▶ **Selected extract**:
>>

Among them (most of which are available on the film's Web site): The standard Twitter and Facebook outlets, but also a downloadable widget that signals updates of screening dates, appearances and other WLIP news. It also offers Web exclusives like excerpts and deleted scenes. She's actively encouraging the "Twitter effect," going so far as to endorse audience tweets during the film's theatrical screening this weekend at IFC Center in New York. By the time of next month's Los Angeles opening, she hopes to have struck a deal with Flip to distribute handheld cameras at the Nuart, gathering audience reaction in the almost exhibitionistic fashion depicted in the film.

All of which raises the question: If the Internet is finally ready for and supportive of the shamelessly public ways Harris attempted to live his life 10 years ago, then how do we know its ready to support something as significant as a mainstream film?

"It's ready now," Harris told me this week. "The technological infrastructure is now in place. We're in the dead zone between television being the most popular medium on the face of the Earth and the Internet taking over. I think 2010 is the year. It's like the Mayan calendar coming to fruition or something."

"That was 2012," Timoner replied.

"Well, yeah," Harris said. "It takes two years to manifest."

"Our film is the beacon," Timoner said. "The little light on the horizon."

"We're just in a real-time evolutionary change," Harris said. "Simply put, we've operated as individual processing units. The last hundred years has been reasonably sufficient dial-up. Now we're hitting brain-level broadband -- where people lose their individuality to the hive."

<<

▶ **Data block**:
>>

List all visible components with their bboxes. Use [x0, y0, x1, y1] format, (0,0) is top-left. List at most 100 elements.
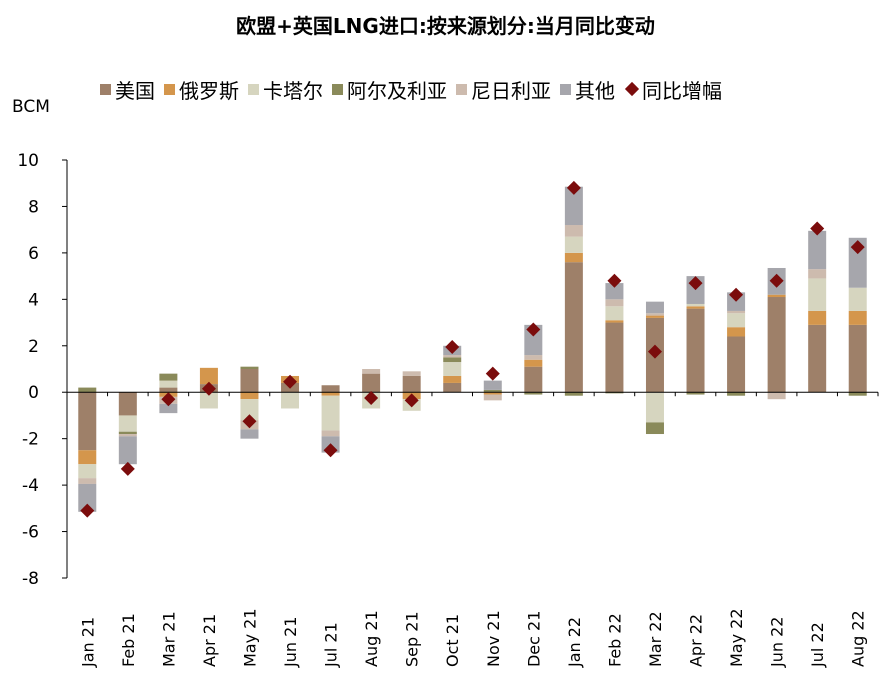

<<

▶ **Problems and tasks**:
- 1) Write out the article on the documentary's online promotion from "Among them (most" to "in the film.".
- 2) Extend the article on the documentary's online promotion, picking up after its last sentence.
The data is separate material that has nothing to do with the article on the documentary's online promotion.

▶ **Results by task**:
- 1)
Among them (most of which are available on the film's Web site): The standard Twitter and Facebook outlets, but also a downloadable widget that signals updates of screening dates, appearances and other WLIP news. It also offers Web exclusives like excerpts and deleted scenes. She's actively encouraging the "Twitter effect," going so far as to endorse audience tweets during the film's theatrical screening this weekend at IFC Center in New York. By the time of next month's Los Angeles opening, she hopes to have struck a deal with Flip to distribute handheld cameras at the Nuart, gathering audience reaction in the almost exhibitionistic fashion depicted in the film.

- 2)
And yet some of the same rules persist, at least when it comes to chasing Oscar. Timoner may not have the distributor, the splash and the fearsome awards flack. But she will take advantage of a rare extension that allows her an extra month to qualify (hence opening in Los Angeles on Thursday, Sept. 24, to achieve the full seven-day run before the Sept. 30 drop-deadline). She also personally double-checks the lengths of the clips she continually screens online, lest she exceed the 10-minute maximum allowed by the Academy.

It's not the way Timoner would necessarily prefer things, but it's a way she's embraced.

"So we're qualifying by the skin of our teeth, like we seem do be doing everything with this film," she said. "That's another thing about it; we're always playing catch-up, but it's right on time." And if the laurels that followed sliding into Sundance at the last minute are any indication, then it can't hurt to expect good things from the other, bigger awards season just around the corner.